* [Given problem]: Establish how many lines in the material include the string "correct" and report it as a lone number.

-- Start Given records --

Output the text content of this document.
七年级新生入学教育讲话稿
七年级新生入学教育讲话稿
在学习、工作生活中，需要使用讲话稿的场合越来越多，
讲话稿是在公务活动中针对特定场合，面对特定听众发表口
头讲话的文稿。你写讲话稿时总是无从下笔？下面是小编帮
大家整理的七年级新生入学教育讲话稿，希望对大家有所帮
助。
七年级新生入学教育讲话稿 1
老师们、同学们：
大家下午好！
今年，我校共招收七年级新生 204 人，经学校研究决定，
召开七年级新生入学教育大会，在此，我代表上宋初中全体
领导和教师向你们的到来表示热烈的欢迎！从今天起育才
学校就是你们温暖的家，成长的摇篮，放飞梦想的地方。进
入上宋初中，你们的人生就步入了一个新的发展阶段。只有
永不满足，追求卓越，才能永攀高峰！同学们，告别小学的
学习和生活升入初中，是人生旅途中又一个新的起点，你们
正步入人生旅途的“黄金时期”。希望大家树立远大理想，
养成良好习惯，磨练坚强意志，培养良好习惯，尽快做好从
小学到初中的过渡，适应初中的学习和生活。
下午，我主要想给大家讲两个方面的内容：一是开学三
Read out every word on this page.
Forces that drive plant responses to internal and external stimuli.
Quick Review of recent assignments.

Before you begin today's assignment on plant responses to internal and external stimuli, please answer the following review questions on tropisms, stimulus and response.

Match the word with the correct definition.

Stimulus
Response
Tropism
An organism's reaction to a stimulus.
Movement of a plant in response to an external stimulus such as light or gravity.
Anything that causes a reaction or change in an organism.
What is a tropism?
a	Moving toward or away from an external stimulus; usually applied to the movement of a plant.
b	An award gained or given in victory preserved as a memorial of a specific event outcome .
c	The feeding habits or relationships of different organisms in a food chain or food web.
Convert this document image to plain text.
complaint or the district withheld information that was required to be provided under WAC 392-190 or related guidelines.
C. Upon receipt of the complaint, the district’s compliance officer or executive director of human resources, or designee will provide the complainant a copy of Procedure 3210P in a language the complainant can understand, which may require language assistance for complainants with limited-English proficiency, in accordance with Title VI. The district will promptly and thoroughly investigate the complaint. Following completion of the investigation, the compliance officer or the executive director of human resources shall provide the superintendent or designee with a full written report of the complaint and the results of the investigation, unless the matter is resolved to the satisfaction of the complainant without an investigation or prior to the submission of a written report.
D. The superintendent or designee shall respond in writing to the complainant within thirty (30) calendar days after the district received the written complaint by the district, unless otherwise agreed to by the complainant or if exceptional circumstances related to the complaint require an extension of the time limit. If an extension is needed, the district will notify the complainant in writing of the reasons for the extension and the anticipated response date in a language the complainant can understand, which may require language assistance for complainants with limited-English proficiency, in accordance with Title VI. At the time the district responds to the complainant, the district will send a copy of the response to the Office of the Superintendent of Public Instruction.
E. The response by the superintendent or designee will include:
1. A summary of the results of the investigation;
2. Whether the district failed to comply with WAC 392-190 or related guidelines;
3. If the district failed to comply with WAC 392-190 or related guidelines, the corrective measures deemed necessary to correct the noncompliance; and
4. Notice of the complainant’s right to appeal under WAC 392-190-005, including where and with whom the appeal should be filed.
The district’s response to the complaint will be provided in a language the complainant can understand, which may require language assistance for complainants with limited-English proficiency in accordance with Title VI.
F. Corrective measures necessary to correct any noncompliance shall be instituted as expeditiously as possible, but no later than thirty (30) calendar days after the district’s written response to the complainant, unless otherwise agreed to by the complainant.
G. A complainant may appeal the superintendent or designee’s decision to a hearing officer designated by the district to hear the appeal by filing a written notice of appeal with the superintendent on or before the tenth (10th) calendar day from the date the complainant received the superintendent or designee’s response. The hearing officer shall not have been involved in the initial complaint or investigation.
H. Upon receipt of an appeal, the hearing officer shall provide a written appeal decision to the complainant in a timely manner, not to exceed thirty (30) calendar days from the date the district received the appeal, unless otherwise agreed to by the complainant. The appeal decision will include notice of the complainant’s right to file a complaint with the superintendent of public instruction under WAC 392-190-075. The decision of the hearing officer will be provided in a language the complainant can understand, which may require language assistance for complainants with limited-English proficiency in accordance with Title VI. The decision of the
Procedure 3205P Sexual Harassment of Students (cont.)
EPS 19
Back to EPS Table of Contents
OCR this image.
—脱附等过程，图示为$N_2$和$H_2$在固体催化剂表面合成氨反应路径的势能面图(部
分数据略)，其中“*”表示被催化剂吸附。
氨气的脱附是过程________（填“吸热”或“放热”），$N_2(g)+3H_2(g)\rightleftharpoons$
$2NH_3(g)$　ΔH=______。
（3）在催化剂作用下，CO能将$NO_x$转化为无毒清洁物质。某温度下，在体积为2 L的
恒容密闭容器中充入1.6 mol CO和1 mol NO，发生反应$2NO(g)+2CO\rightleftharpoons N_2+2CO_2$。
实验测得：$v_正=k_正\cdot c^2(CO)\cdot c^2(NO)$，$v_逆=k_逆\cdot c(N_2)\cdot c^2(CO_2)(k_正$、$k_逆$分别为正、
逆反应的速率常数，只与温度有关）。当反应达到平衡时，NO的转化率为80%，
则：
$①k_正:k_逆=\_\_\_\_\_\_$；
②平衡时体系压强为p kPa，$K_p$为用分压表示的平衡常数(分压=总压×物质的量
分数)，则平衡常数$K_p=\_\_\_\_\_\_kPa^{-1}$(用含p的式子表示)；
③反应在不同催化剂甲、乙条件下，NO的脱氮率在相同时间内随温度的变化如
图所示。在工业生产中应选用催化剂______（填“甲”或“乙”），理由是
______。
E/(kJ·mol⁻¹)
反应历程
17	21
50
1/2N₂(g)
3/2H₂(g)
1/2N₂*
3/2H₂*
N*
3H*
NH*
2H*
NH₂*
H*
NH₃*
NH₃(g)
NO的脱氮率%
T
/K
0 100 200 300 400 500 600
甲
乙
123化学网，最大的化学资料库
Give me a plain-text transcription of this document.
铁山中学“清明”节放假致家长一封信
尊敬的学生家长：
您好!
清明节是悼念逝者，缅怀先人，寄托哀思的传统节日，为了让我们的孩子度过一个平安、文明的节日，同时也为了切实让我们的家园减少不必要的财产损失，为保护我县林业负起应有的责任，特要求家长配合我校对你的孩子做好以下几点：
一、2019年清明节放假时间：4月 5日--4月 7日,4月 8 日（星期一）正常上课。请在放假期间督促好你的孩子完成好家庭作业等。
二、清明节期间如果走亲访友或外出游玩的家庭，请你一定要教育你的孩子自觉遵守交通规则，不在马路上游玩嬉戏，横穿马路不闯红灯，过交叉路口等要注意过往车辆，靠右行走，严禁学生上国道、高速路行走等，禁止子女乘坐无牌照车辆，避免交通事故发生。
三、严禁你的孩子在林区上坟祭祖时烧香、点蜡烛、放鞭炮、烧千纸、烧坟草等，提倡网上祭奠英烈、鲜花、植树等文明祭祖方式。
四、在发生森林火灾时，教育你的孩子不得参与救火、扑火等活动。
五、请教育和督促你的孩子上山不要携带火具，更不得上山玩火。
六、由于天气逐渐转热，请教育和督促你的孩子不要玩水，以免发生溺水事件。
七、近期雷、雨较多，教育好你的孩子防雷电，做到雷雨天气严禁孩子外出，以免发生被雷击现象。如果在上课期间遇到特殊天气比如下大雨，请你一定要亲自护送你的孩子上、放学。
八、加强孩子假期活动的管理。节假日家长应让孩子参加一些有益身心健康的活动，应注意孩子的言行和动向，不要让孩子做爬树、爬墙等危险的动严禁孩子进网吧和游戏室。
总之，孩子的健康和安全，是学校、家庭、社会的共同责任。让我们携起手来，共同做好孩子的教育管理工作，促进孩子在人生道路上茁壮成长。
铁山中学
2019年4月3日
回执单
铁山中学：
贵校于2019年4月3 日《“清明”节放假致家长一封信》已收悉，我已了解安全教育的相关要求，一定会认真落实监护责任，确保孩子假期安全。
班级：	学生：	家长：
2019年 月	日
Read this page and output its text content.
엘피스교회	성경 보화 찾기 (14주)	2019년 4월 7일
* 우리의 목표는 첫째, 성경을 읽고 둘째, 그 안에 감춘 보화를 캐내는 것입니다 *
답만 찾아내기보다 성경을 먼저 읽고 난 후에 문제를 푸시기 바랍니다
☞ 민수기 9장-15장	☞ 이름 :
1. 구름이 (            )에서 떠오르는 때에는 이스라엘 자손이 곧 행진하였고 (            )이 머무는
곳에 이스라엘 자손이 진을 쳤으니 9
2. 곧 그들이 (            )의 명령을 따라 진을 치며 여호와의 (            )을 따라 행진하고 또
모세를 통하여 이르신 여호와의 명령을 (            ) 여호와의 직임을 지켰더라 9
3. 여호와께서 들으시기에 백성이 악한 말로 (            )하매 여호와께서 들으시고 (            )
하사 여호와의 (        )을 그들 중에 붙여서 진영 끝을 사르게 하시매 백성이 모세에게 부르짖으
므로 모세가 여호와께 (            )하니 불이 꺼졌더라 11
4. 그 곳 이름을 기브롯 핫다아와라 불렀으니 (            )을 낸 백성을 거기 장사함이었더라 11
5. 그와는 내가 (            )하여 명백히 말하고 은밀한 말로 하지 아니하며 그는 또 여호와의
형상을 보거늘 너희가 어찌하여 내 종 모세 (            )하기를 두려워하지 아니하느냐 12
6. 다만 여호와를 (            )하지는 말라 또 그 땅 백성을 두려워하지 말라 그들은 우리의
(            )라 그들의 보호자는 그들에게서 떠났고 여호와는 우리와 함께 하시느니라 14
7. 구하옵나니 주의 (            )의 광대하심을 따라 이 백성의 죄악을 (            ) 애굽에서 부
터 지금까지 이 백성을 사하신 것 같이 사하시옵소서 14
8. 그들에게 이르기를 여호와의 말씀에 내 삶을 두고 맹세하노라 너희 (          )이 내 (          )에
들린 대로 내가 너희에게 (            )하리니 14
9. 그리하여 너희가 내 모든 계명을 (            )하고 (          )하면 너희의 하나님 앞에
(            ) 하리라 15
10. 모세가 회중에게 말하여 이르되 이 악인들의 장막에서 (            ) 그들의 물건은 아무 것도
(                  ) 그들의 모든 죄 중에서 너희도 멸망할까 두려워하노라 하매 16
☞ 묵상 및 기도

-- End Given records --

* [In response]: 3